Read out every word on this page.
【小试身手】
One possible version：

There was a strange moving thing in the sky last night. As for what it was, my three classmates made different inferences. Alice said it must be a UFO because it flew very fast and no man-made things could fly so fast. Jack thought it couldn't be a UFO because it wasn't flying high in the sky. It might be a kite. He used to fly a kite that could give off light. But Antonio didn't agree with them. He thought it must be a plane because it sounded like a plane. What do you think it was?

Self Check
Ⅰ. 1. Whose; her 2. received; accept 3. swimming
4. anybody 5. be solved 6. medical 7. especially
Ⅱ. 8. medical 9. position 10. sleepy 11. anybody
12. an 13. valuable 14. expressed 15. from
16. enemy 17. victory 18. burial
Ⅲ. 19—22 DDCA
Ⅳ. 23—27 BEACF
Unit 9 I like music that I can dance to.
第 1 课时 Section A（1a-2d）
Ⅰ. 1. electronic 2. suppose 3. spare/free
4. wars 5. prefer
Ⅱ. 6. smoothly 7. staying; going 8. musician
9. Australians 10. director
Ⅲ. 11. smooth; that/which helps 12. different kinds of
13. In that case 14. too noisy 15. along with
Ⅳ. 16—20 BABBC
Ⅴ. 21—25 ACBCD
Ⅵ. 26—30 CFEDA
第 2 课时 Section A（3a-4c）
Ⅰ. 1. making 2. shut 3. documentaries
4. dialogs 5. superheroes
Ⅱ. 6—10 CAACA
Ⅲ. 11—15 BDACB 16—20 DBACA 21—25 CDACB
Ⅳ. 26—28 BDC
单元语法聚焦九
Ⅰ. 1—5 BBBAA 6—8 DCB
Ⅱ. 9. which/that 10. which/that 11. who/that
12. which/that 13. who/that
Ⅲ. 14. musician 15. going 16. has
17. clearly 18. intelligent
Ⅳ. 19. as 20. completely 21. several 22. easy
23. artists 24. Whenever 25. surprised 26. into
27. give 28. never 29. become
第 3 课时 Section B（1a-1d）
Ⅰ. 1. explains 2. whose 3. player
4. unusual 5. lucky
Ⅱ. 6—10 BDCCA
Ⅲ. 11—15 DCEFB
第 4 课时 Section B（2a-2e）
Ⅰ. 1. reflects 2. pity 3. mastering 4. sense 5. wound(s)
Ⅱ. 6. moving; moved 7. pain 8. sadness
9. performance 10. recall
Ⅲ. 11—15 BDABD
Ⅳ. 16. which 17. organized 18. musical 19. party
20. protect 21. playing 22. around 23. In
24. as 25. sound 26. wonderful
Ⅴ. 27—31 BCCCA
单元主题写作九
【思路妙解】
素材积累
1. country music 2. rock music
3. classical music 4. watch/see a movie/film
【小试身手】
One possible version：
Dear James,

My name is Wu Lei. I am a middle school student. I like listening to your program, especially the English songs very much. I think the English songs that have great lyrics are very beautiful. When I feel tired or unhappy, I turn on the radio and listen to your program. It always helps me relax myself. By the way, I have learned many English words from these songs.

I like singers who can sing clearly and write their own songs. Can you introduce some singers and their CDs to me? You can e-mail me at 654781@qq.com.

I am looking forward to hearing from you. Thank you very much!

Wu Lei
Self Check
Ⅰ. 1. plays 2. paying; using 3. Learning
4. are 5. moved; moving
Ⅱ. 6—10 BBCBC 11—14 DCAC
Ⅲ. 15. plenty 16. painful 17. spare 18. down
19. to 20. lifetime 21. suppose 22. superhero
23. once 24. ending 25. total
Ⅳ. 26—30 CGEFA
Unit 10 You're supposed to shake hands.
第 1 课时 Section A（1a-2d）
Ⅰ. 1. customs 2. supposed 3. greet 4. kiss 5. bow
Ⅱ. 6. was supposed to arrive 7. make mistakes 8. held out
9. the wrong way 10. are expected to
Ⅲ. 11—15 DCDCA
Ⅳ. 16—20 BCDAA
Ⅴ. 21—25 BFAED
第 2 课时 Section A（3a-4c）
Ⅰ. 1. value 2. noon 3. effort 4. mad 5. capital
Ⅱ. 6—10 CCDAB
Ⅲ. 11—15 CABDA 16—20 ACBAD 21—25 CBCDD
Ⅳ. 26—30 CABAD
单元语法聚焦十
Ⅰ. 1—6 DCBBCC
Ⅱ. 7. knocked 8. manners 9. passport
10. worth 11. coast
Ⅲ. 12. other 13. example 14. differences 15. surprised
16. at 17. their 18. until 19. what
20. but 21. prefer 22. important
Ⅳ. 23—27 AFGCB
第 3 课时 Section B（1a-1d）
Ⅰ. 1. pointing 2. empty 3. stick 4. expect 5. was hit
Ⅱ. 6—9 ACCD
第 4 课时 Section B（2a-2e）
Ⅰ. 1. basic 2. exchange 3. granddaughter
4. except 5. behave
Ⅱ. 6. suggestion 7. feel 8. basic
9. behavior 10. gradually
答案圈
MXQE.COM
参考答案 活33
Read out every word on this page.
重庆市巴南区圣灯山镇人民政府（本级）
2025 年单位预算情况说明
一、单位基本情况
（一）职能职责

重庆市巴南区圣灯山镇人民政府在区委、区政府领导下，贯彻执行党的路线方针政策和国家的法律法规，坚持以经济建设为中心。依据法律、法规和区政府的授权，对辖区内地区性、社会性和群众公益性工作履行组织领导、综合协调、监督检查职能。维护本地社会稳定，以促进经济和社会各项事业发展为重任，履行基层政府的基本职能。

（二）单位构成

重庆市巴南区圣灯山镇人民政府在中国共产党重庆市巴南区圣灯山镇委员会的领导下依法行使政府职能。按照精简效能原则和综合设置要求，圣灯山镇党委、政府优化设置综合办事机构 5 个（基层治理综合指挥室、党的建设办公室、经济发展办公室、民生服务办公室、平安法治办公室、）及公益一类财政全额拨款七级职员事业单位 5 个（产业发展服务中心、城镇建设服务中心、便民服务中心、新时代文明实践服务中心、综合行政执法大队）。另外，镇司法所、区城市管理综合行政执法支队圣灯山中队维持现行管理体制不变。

────────

Do this
For the entries above, state how many lines contain the word "moved". Provide the number by itself.

Answer to the task
2